• _WHAT TO DO_:
Identify all lines below that hold "vrouw" and collect them.

• _MATERIAL PROVIDED_:

----

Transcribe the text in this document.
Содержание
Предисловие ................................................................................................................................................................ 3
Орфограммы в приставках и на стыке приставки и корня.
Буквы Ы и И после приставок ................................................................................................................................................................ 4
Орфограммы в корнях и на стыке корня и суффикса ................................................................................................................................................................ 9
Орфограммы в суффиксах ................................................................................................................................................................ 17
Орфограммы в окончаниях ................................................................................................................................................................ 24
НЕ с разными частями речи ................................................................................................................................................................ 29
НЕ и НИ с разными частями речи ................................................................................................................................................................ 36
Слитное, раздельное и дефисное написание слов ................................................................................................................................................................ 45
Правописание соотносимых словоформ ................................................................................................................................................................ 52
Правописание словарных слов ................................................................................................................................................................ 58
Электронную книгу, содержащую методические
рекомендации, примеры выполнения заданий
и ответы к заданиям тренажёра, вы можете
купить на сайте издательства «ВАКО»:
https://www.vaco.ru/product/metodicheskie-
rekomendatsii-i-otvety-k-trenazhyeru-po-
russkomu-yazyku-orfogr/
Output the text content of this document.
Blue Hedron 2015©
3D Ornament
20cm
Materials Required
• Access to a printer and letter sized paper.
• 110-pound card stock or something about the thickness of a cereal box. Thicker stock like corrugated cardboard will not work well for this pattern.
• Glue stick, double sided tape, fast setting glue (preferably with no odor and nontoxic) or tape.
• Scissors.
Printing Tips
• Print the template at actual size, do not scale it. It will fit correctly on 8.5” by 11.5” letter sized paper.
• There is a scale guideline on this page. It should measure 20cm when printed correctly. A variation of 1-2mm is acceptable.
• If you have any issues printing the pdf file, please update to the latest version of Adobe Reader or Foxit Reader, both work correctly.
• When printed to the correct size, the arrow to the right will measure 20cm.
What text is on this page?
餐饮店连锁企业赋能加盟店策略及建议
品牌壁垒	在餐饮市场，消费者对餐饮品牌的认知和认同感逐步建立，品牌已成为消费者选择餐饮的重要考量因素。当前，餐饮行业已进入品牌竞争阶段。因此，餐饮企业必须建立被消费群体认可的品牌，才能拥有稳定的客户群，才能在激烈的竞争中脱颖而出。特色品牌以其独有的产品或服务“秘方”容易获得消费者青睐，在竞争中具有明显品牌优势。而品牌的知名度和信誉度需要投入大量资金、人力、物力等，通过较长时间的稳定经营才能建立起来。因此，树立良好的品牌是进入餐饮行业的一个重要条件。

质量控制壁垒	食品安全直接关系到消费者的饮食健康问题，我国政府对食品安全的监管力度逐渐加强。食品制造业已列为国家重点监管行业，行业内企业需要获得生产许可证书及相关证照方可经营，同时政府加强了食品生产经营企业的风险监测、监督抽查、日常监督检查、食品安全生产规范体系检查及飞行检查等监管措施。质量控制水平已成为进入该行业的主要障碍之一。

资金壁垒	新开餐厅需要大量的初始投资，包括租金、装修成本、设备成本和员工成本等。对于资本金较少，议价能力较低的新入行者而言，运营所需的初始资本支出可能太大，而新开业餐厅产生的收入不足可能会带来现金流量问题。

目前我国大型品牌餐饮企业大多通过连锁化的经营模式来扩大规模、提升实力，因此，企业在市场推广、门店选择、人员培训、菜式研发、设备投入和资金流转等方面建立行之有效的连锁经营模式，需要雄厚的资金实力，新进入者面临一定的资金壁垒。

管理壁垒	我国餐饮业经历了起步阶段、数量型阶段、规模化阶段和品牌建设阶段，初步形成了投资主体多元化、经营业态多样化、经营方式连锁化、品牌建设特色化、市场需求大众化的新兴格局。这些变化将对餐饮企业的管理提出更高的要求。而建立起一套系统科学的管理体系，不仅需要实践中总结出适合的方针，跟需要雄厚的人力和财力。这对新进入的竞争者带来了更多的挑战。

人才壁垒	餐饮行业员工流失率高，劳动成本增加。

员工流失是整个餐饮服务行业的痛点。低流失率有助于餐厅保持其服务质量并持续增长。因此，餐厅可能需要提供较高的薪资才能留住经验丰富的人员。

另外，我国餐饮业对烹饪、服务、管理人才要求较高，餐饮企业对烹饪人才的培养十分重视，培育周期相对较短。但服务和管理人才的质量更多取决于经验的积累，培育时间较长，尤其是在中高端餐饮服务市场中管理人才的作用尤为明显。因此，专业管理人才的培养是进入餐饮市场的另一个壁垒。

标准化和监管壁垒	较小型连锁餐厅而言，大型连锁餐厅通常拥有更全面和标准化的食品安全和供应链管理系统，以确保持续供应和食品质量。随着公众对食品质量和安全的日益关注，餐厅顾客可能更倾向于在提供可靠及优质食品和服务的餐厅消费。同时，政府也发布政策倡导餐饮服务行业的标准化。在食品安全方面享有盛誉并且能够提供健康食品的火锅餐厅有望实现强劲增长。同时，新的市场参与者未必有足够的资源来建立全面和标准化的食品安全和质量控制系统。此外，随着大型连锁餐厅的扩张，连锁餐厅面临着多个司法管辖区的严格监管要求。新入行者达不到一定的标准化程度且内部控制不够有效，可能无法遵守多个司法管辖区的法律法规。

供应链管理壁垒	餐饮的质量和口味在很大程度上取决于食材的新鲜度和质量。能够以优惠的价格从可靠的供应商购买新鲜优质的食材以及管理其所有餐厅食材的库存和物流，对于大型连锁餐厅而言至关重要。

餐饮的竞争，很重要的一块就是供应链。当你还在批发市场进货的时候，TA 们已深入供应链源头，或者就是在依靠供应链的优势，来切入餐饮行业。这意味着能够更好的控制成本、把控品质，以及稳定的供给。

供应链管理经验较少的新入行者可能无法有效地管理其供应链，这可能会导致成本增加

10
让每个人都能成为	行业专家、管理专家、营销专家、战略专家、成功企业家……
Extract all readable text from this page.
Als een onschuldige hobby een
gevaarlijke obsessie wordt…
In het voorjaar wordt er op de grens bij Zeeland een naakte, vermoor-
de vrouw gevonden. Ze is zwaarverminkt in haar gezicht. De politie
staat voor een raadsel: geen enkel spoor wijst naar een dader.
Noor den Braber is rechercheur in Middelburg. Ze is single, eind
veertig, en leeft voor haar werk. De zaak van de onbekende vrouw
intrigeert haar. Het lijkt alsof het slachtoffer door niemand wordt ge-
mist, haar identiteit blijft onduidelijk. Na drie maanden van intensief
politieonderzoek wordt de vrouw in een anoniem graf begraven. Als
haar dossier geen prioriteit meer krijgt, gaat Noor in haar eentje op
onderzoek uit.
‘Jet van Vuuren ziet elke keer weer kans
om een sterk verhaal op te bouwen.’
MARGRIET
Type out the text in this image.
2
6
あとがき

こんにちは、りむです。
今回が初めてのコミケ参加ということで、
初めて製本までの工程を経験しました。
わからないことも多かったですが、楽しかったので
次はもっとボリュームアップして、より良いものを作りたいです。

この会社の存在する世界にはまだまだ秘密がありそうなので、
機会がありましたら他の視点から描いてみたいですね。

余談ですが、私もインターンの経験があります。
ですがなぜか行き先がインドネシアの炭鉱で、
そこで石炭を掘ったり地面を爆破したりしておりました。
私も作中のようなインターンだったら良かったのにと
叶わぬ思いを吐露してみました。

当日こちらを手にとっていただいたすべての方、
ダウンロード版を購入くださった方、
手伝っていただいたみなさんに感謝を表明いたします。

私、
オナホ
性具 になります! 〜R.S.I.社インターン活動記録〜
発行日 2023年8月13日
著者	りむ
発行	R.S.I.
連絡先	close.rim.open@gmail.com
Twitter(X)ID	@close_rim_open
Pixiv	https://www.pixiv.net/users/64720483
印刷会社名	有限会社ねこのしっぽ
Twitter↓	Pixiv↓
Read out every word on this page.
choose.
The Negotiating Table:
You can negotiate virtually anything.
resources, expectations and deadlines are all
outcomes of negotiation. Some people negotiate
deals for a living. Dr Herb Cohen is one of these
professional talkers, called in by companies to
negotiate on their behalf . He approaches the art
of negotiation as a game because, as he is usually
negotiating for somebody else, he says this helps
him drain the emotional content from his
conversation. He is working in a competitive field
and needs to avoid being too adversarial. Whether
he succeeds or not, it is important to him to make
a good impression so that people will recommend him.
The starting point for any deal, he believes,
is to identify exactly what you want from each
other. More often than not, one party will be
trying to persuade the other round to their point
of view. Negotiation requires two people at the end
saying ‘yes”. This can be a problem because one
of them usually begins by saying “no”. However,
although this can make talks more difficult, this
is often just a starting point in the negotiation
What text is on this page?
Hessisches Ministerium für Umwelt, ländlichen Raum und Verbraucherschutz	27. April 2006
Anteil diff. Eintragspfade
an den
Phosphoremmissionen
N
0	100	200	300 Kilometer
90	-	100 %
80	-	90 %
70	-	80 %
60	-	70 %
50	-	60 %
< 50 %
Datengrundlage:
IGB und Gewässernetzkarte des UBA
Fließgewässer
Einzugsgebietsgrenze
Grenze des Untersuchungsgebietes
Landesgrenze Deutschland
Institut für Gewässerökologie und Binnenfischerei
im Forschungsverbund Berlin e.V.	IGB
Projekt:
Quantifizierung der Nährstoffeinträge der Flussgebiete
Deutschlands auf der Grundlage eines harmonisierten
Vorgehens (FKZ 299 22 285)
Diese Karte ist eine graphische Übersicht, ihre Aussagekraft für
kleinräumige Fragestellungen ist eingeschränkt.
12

----

• _REPLY_:
de vrouw gevonden. Ze is zwaarverminkt in haar gezicht. De politie
veertig, en leeft voor haar werk. De zaak van de onbekende vrouw
politieonderzoek wordt de vrouw in een anoniem graf begraven. Als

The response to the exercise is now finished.